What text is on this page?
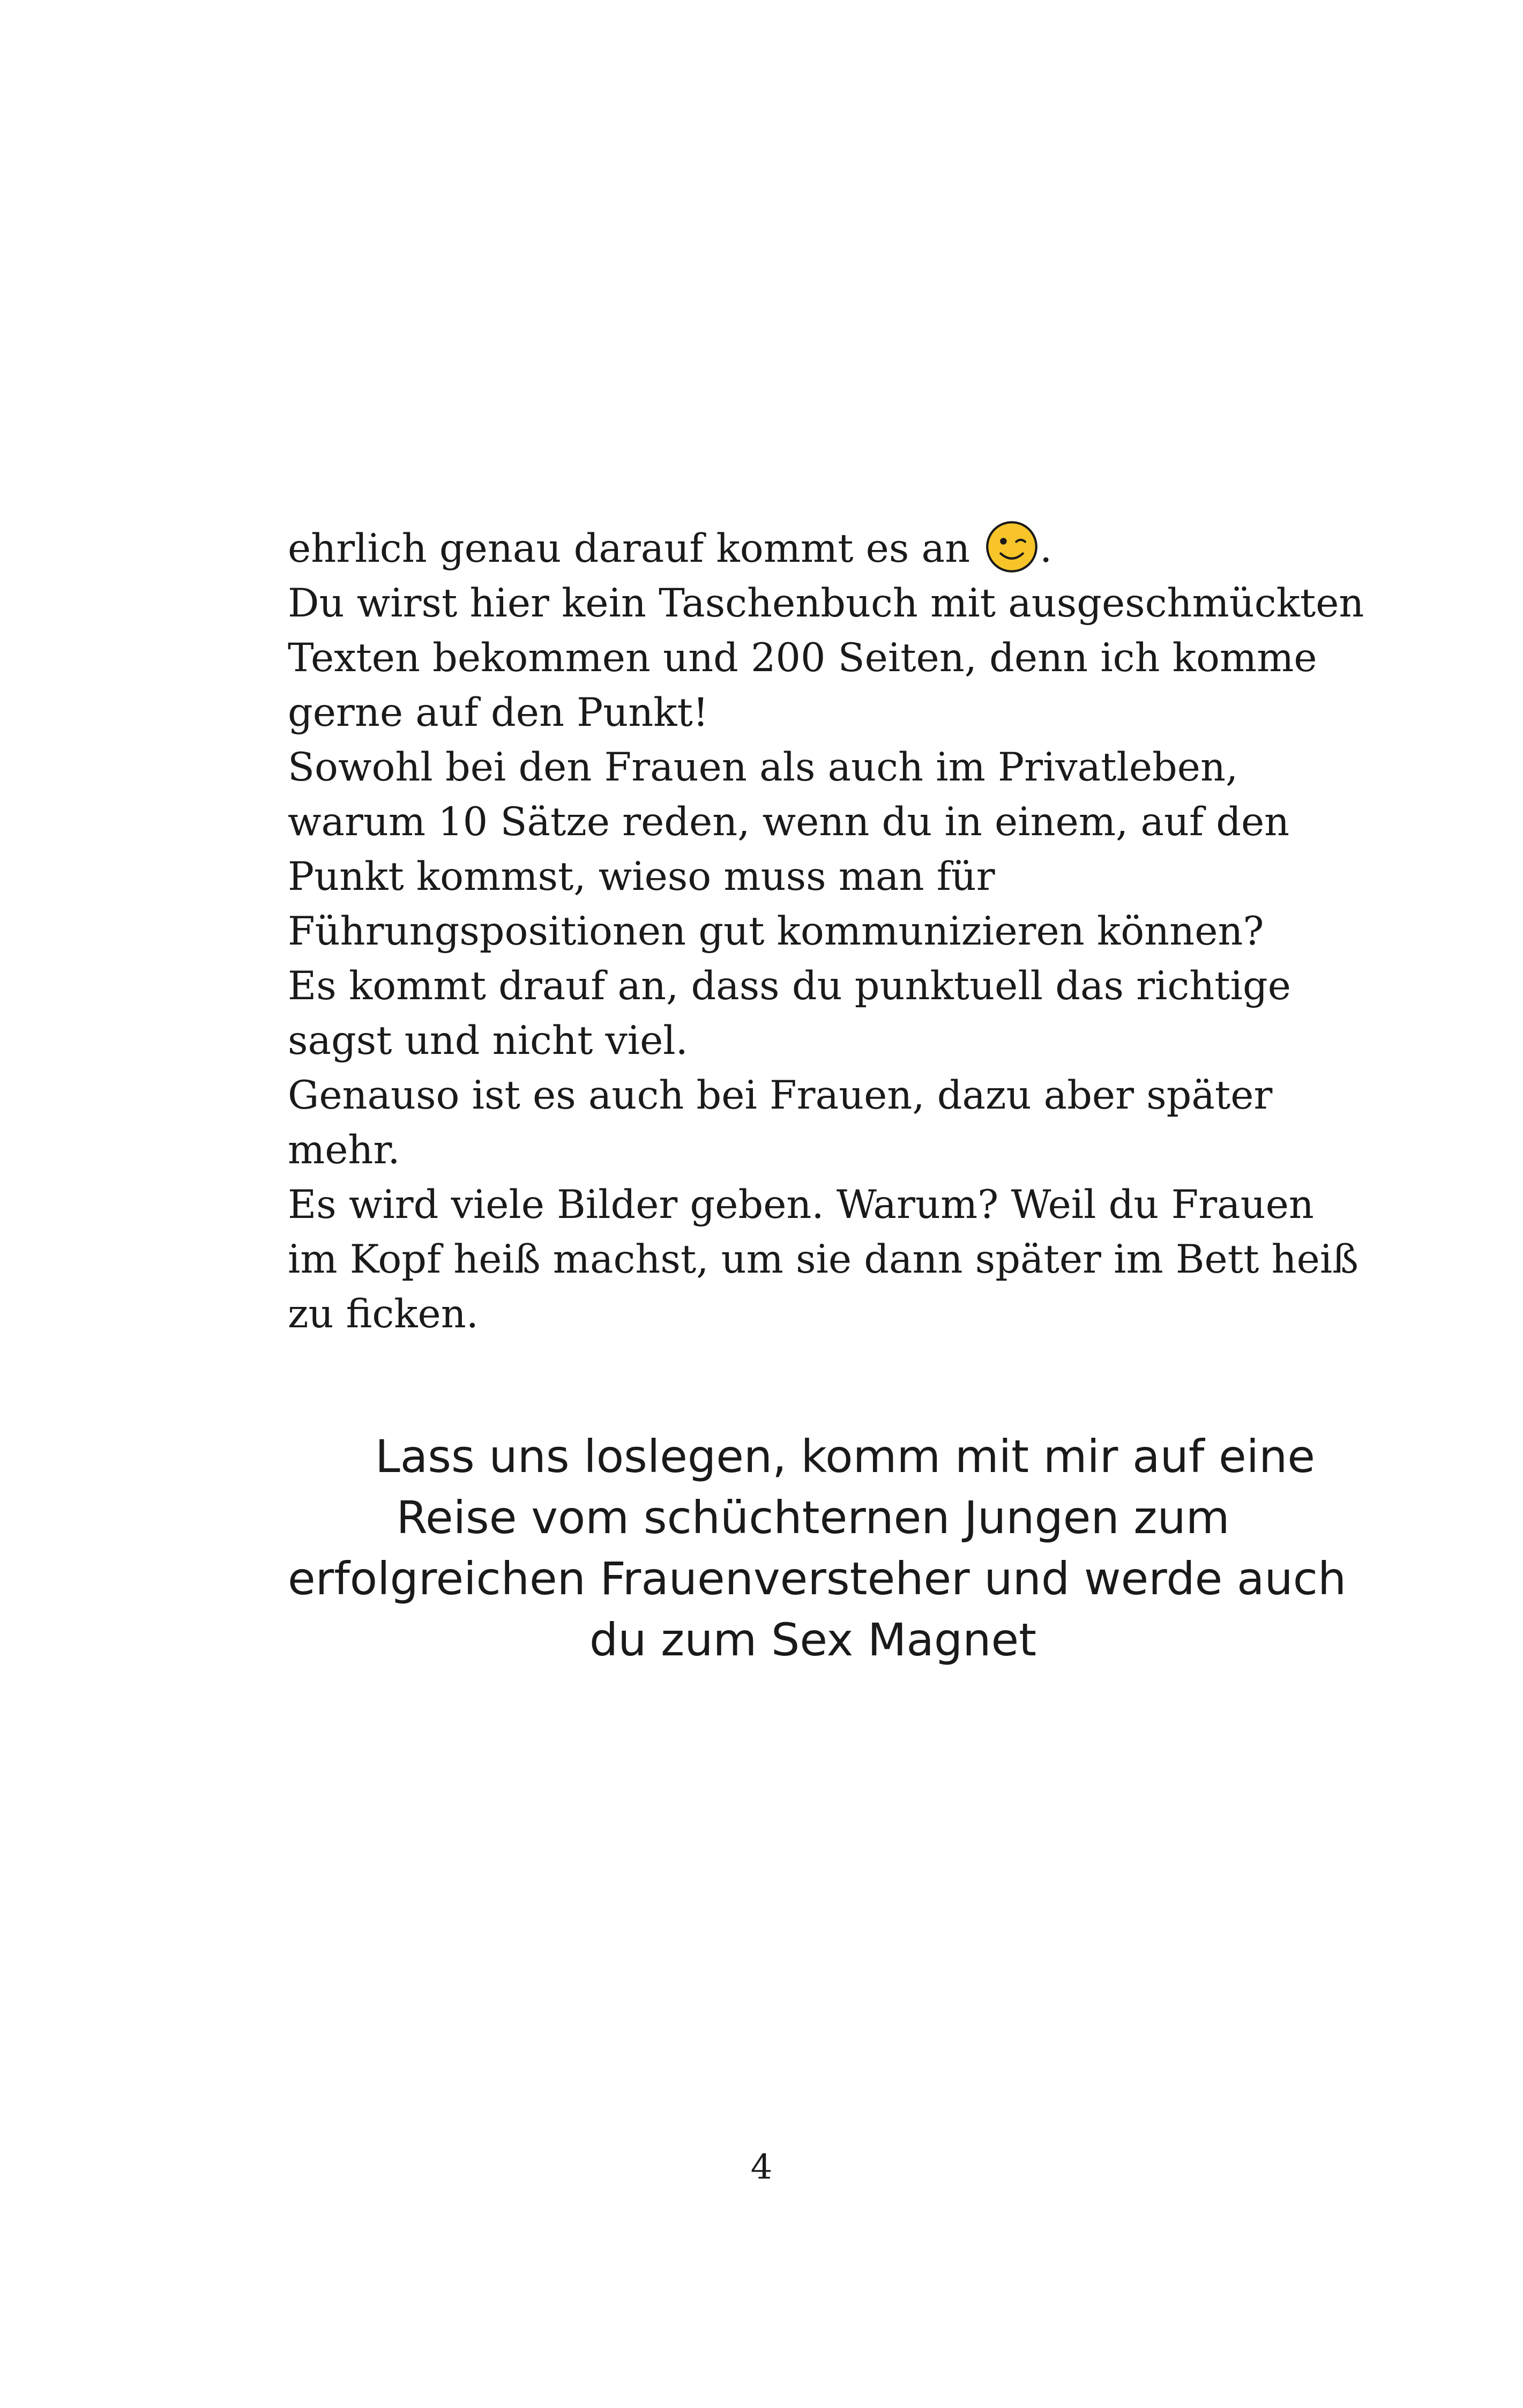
ehrlich genau darauf kommt es an .
Du wirst hier kein Taschenbuch mit ausgeschmückten
Texten bekommen und 200 Seiten, denn ich komme
gerne auf den Punkt!
Sowohl bei den Frauen als auch im Privatleben,
warum 10 Sätze reden, wenn du in einem, auf den
Punkt kommst, wieso muss man für
Führungspositionen gut kommunizieren können?
Es kommt drauf an, dass du punktuell das richtige
sagst und nicht viel.
Genauso ist es auch bei Frauen, dazu aber später
mehr.
Es wird viele Bilder geben. Warum? Weil du Frauen
im Kopf heiß machst, um sie dann später im Bett heiß
zu ficken.
Lass uns loslegen, komm mit mir auf eine
Reise vom schüchternen Jungen zum
erfolgreichen Frauenversteher und werde auch
du zum Sex Magnet
4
________________________
WHAT YOU SHOULD DO: Print out the whole of the material word for word, without pictures.

RESULT:
What text is on this page?
ehrlich genau darauf kommt es an .
Du wirst hier kein Taschenbuch mit ausgeschmückten
Texten bekommen und 200 Seiten, denn ich komme
gerne auf den Punkt!
Sowohl bei den Frauen als auch im Privatleben,
warum 10 Sätze reden, wenn du in einem, auf den
Punkt kommst, wieso muss man für
Führungspositionen gut kommunizieren können?
Es kommt drauf an, dass du punktuell das richtige
sagst und nicht viel.
Genauso ist es auch bei Frauen, dazu aber später
mehr.
Es wird viele Bilder geben. Warum? Weil du Frauen
im Kopf heiß machst, um sie dann später im Bett heiß
zu ficken.
Lass uns loslegen, komm mit mir auf eine
Reise vom schüchternen Jungen zum
erfolgreichen Frauenversteher und werde auch
du zum Sex Magnet
4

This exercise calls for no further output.